BEGIN INPUT

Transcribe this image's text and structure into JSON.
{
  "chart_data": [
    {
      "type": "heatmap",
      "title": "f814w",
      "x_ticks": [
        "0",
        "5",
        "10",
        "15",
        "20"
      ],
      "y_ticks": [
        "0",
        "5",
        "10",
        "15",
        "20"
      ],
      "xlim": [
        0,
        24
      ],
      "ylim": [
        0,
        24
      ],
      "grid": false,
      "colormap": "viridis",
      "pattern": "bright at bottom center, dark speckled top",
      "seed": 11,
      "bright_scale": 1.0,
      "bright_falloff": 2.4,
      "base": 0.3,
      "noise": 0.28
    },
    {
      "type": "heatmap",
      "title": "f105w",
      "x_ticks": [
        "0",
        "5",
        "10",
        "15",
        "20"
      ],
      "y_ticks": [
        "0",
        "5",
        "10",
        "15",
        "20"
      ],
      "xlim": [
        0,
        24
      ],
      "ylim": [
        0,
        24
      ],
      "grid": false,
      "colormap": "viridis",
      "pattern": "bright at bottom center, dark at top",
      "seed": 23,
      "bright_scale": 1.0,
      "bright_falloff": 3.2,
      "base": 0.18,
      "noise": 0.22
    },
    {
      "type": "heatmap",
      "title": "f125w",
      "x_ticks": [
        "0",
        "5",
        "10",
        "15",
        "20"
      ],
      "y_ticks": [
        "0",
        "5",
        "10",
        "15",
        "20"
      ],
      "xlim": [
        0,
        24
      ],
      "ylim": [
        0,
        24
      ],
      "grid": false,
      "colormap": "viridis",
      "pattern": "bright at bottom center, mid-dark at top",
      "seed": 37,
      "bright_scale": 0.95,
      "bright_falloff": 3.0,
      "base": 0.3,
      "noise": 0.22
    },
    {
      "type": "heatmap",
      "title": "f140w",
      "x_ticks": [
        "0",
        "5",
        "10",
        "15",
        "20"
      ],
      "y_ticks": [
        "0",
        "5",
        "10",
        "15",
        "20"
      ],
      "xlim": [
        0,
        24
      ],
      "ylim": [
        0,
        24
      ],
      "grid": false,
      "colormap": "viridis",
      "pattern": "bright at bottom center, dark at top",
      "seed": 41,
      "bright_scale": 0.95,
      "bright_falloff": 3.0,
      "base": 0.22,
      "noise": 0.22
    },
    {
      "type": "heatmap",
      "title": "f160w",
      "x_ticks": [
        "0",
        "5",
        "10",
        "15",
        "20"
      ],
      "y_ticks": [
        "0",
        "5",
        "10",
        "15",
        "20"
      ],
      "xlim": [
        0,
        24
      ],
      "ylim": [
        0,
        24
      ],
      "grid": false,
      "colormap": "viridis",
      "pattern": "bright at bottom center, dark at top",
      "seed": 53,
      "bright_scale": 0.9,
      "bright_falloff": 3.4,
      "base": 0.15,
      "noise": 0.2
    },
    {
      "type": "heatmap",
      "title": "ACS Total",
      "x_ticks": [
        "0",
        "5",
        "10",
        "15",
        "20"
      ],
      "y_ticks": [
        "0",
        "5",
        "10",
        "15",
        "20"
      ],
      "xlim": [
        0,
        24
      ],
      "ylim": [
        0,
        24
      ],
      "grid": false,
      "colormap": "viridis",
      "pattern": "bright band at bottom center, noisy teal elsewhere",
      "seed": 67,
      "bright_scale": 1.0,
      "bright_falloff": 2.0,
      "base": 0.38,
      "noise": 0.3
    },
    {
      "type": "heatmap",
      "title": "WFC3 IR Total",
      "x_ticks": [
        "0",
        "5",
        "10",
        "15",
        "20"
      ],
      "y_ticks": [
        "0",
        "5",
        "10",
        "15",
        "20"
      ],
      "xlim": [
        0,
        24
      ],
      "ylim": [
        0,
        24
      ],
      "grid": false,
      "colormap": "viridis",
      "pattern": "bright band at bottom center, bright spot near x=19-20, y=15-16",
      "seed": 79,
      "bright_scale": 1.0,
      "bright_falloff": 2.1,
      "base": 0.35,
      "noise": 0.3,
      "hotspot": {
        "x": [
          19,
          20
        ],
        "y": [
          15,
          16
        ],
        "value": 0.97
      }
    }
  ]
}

END INPUT

SET TASK
Return every line of the material exactly.

RESULT OF THE EXERCISE
Transcribe this image's text and structure into JSON.
{
  "chart_data": [
    {
      "type": "heatmap",
      "title": "f814w",
      "x_ticks": [
        "0",
        "5",
        "10",
        "15",
        "20"
      ],
      "y_ticks": [
        "0",
        "5",
        "10",
        "15",
        "20"
      ],
      "xlim": [
        0,
        24
      ],
      "ylim": [
        0,
        24
      ],
      "grid": false,
      "colormap": "viridis",
      "pattern": "bright at bottom center, dark speckled top",
      "seed": 11,
      "bright_scale": 1.0,
      "bright_falloff": 2.4,
      "base": 0.3,
      "noise": 0.28
    },
    {
      "type": "heatmap",
      "title": "f105w",
      "x_ticks": [
        "0",
        "5",
        "10",
        "15",
        "20"
      ],
      "y_ticks": [
        "0",
        "5",
        "10",
        "15",
        "20"
      ],
      "xlim": [
        0,
        24
      ],
      "ylim": [
        0,
        24
      ],
      "grid": false,
      "colormap": "viridis",
      "pattern": "bright at bottom center, dark at top",
      "seed": 23,
      "bright_scale": 1.0,
      "bright_falloff": 3.2,
      "base": 0.18,
      "noise": 0.22
    },
    {
      "type": "heatmap",
      "title": "f125w",
      "x_ticks": [
        "0",
        "5",
        "10",
        "15",
        "20"
      ],
      "y_ticks": [
        "0",
        "5",
        "10",
        "15",
        "20"
      ],
      "xlim": [
        0,
        24
      ],
      "ylim": [
        0,
        24
      ],
      "grid": false,
      "colormap": "viridis",
      "pattern": "bright at bottom center, mid-dark at top",
      "seed": 37,
      "bright_scale": 0.95,
      "bright_falloff": 3.0,
      "base": 0.3,
      "noise": 0.22
    },
    {
      "type": "heatmap",
      "title": "f140w",
      "x_ticks": [
        "0",
        "5",
        "10",
        "15",
        "20"
      ],
      "y_ticks": [
        "0",
        "5",
        "10",
        "15",
        "20"
      ],
      "xlim": [
        0,
        24
      ],
      "ylim": [
        0,
        24
      ],
      "grid": false,
      "colormap": "viridis",
      "pattern": "bright at bottom center, dark at top",
      "seed": 41,
      "bright_scale": 0.95,
      "bright_falloff": 3.0,
      "base": 0.22,
      "noise": 0.22
    },
    {
      "type": "heatmap",
      "title": "f160w",
      "x_ticks": [
        "0",
        "5",
        "10",
        "15",
        "20"
      ],
      "y_ticks": [
        "0",
        "5",
        "10",
        "15",
        "20"
      ],
      "xlim": [
        0,
        24
      ],
      "ylim": [
        0,
        24
      ],
      "grid": false,
      "colormap": "viridis",
      "pattern": "bright at bottom center, dark at top",
      "seed": 53,
      "bright_scale": 0.9,
      "bright_falloff": 3.4,
      "base": 0.15,
      "noise": 0.2
    },
    {
      "type": "heatmap",
      "title": "ACS Total",
      "x_ticks": [
        "0",
        "5",
        "10",
        "15",
        "20"
      ],
      "y_ticks": [
        "0",
        "5",
        "10",
        "15",
        "20"
      ],
      "xlim": [
        0,
        24
      ],
      "ylim": [
        0,
        24
      ],
      "grid": false,
      "colormap": "viridis",
      "pattern": "bright band at bottom center, noisy teal elsewhere",
      "seed": 67,
      "bright_scale": 1.0,
      "bright_falloff": 2.0,
      "base": 0.38,
      "noise": 0.3
    },
    {
      "type": "heatmap",
      "title": "WFC3 IR Total",
      "x_ticks": [
        "0",
        "5",
        "10",
        "15",
        "20"
      ],
      "y_ticks": [
        "0",
        "5",
        "10",
        "15",
        "20"
      ],
      "xlim": [
        0,
        24
      ],
      "ylim": [
        0,
        24
      ],
      "grid": false,
      "colormap": "viridis",
      "pattern": "bright band at bottom center, bright spot near x=19-20, y=15-16",
      "seed": 79,
      "bright_scale": 1.0,
      "bright_falloff": 2.1,
      "base": 0.35,
      "noise": 0.3,
      "hotspot": {
        "x": [
          19,
          20
        ],
        "y": [
          15,
          16
        ],
        "value": 0.97
      }
    }
  ]
}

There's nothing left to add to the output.